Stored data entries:
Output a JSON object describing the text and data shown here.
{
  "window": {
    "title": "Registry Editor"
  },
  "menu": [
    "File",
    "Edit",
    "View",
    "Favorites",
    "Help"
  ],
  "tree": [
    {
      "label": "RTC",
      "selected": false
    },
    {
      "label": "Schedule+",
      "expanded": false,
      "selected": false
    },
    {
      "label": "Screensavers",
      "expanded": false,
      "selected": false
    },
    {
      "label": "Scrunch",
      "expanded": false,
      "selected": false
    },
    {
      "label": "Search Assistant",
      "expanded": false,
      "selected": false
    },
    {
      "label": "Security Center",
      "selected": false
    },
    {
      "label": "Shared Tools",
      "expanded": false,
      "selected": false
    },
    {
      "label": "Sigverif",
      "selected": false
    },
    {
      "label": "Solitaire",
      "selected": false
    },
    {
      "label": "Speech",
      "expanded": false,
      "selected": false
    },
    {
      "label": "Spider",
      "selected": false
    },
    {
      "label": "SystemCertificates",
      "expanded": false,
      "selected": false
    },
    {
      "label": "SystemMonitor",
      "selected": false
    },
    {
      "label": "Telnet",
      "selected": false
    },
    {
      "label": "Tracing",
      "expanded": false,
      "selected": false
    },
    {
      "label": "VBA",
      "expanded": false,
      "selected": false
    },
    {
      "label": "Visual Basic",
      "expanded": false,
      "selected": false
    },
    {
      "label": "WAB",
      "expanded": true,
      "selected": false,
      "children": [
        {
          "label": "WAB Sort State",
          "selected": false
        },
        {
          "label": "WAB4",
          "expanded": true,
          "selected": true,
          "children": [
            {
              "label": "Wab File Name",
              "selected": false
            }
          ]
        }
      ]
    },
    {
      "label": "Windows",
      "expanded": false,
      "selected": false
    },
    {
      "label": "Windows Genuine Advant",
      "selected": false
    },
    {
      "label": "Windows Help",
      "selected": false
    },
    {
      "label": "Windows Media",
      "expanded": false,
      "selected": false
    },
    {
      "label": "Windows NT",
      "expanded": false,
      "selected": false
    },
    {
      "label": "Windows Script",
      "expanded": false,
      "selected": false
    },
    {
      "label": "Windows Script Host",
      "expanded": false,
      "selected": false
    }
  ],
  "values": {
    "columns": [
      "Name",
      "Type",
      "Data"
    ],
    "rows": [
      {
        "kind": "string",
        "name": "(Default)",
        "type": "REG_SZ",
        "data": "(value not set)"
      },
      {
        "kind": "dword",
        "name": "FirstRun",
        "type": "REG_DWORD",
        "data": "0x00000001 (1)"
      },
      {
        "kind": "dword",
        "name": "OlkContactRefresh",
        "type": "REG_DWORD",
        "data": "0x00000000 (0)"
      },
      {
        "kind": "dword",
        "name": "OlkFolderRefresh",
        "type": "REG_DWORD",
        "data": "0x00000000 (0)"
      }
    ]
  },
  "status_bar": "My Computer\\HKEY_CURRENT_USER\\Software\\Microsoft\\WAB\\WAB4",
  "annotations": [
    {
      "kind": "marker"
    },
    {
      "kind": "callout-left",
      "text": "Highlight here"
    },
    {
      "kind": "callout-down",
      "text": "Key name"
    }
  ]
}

Exercise directions:
From the entries above, select each line containing the string "here".

Correct answer:
Output a JSON object describing the text and data shown here.
      "text": "Highlight here"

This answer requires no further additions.